> **依頼 A**: WSL2の導入手順を説明した本文のうち、「Windows Terminal」を含む箇所から始めて「タスクマネージャーを開き、右下部分の仮想化が有効であることを確認します。」で終わる部分を、一字も変えずにそのまま繰り返してください。
> **依頼 B**: WSL2の導入手順を説明した本文について、最後の文に続く部分を書き進めてください。

> **本文**:
····················
公式ドキュメントは以下です。ただし最新(Ubuntu22.04)のものを使いたい場合などは微妙にドキュメント通りではありません。

注意点

  • WSL 1ではなくWSL 2が正解です。
  • ubuntu22.04は公式ドキュメント通りだと入らず、Microsoft Storeから入手する必要があります。
  • ubuntu22.04ではDockerはそのままだと起動がこけます。iptablesの設定変更が必要です。
  • CPUの仮想化支援機能が必要です。BIOSで無効化されている場合もあります。

Windows Terminal

必須ではないですが、あるほうが便利です。https://www.microsoft.com/ja-jp/p/windows-terminal/9n0dx20hk701より入手してください。
タブ機能があったり、Powershell、コマンドプロンプト、WSL2をまとめて扱えたり、とにかく便利です。

CPUの仮想化支援機能の確認

タスクマネージャーを開き、右下部分の仮想化が有効であることを確認します。
もし有効でない場合、CPUやBIOSの設定を見直します。

タスクマネージャー

Windowsの機能の有効化

WSLおよびHyper-Vの有効化をします。

  1. スタートメニューよりWindowsの機能の有効化または無効化を検索し、開きます。Windowsの機能の有効化または無効化
  2. Hyper-VおよびLinux用Windowsサブシステムにチェックをいれます。Windowsの機能
  3. OKボタンをクリック
  4. 再起動を促されるので再起動します

WSL2をデフォルトに設定する

  1. Powershellを開きます。
····················
> **データセット部**:

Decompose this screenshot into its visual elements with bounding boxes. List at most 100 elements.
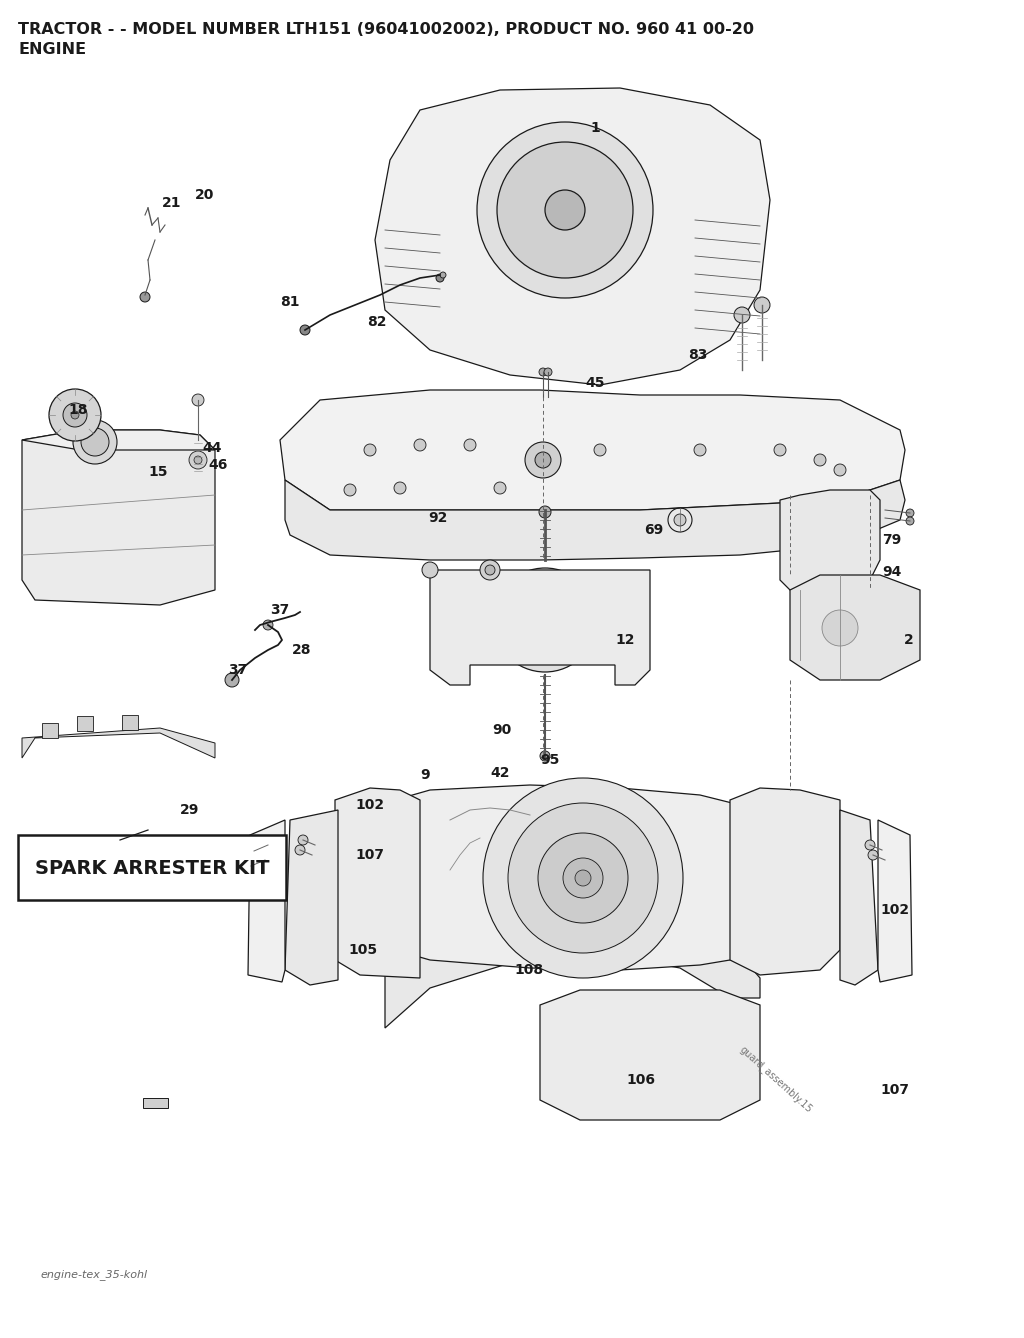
····················
> **課題の解答 A**:
Windows Terminal

必須ではないですが、あるほうが便利です。https://www.microsoft.com/ja-jp/p/windows-terminal/9n0dx20hk701より入手してください。
タブ機能があったり、Powershell、コマンドプロンプト、WSL2をまとめて扱えたり、とにかく便利です。

CPUの仮想化支援機能の確認

タスクマネージャーを開き、右下部分の仮想化が有効であることを確認します。

> **課題の解答 B**:
  2. wsl --set-default-version 2を実行します。
  3. このように表示されれば成功です。

WSL2+Ubuntu

  1. Microsoft StoreでUbuntuと検索します。
  2. 複数のバージョンが出てくるのでUbuntu22.04を選択し、入手します。
  3. スタートメニューよりUbuntu22.04を起動します。Ubuntu22.04 app
  4. 言語はEnglishを選ぶといいと思います。
  5. そのほかの項目はデフォルトのままで大丈夫です。
  6. Powershellでwsl --list -vを実行し、次のように表示されれば大丈夫です。VERSIONが2(1ではなく)であることを確認しましょう。

カーネル更新

カーネル更新が必要なケースもあるようです。
公式ドキュメント 手順4よりx64 マシン用 WSL2 Linux カーネル更新プログラム パッケージを入手し、適用してください。

トラブル時には

  1. Ubuntuセットアップ画面のvをクリックします。
  2. エラーメッセージなどが黒色の領域に出ている(スクロールもできます)ので、エラーメッセージをもとに検索します。 特に公式のトラブルシュートのページは参照する価値があります。
  3. どうしようもなくなった場合、 Windowsの機能の有効化よりLinux用Windowsサブシステムのチェックを外し、再起動するとすべてをリセットできます。

Dockerをいれる

Ubuntu(WSL2)のシェルで次のコマンドを実行します。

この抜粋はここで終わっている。